CHALLENGE:
Write out every line of the material as it stands, apart from the pictures.

──────────

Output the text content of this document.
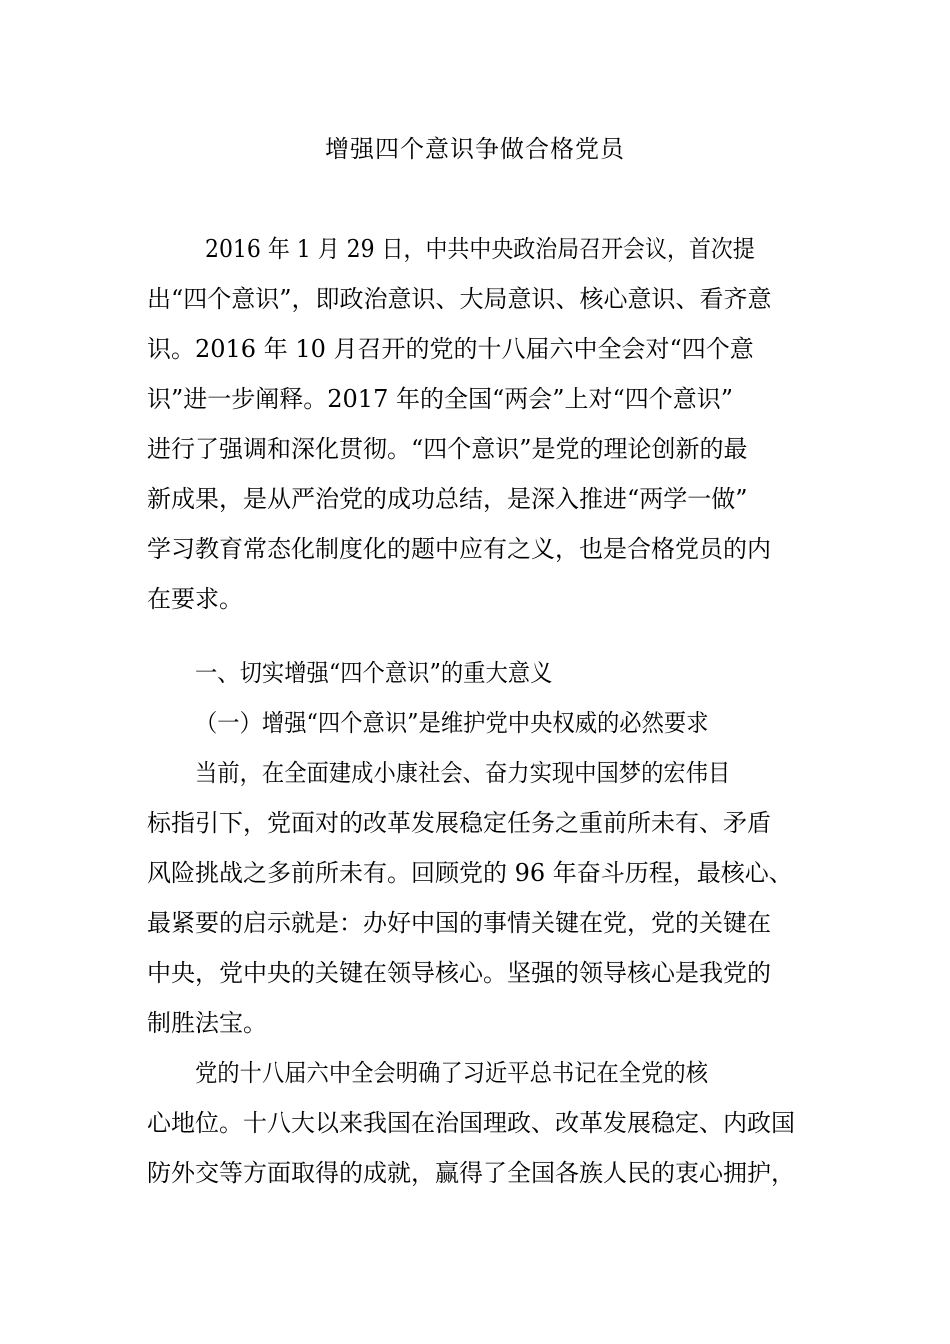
增强四个意识争做合格党员
2016 年 1 月 29 日，中共中央政治局召开会议，首次提
出“四个意识”，即政治意识、大局意识、核心意识、看齐意
识。2016 年 10 月召开的党的十八届六中全会对“四个意
识”进一步阐释。2017 年的全国“两会”上对“四个意识”
进行了强调和深化贯彻。“四个意识”是党的理论创新的最
新成果，是从严治党的成功总结，是深入推进“两学一做”
学习教育常态化制度化的题中应有之义，也是合格党员的内
在要求。
一、切实增强“四个意识”的重大意义
（一）增强“四个意识”是维护党中央权威的必然要求
当前，在全面建成小康社会、奋力实现中国梦的宏伟目
标指引下，党面对的改革发展稳定任务之重前所未有、矛盾
风险挑战之多前所未有。回顾党的 96 年奋斗历程，最核心、
最紧要的启示就是：办好中国的事情关键在党，党的关键在
中央，党中央的关键在领导核心。坚强的领导核心是我党的
制胜法宝。
党的十八届六中全会明确了习近平总书记在全党的核
心地位。十八大以来我国在治国理政、改革发展稳定、内政国
防外交等方面取得的成就，赢得了全国各族人民的衷心拥护，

──────────

RESPONSE TO THIS EXERCISE:
Output the text content of this document.
增强四个意识争做合格党员
2016 年 1 月 29 日，中共中央政治局召开会议，首次提
出“四个意识”，即政治意识、大局意识、核心意识、看齐意
识。2016 年 10 月召开的党的十八届六中全会对“四个意
识”进一步阐释。2017 年的全国“两会”上对“四个意识”
进行了强调和深化贯彻。“四个意识”是党的理论创新的最
新成果，是从严治党的成功总结，是深入推进“两学一做”
学习教育常态化制度化的题中应有之义，也是合格党员的内
在要求。
一、切实增强“四个意识”的重大意义
（一）增强“四个意识”是维护党中央权威的必然要求
当前，在全面建成小康社会、奋力实现中国梦的宏伟目
标指引下，党面对的改革发展稳定任务之重前所未有、矛盾
风险挑战之多前所未有。回顾党的 96 年奋斗历程，最核心、
最紧要的启示就是：办好中国的事情关键在党，党的关键在
中央，党中央的关键在领导核心。坚强的领导核心是我党的
制胜法宝。
党的十八届六中全会明确了习近平总书记在全党的核
心地位。十八大以来我国在治国理政、改革发展稳定、内政国
防外交等方面取得的成就，赢得了全国各族人民的衷心拥护，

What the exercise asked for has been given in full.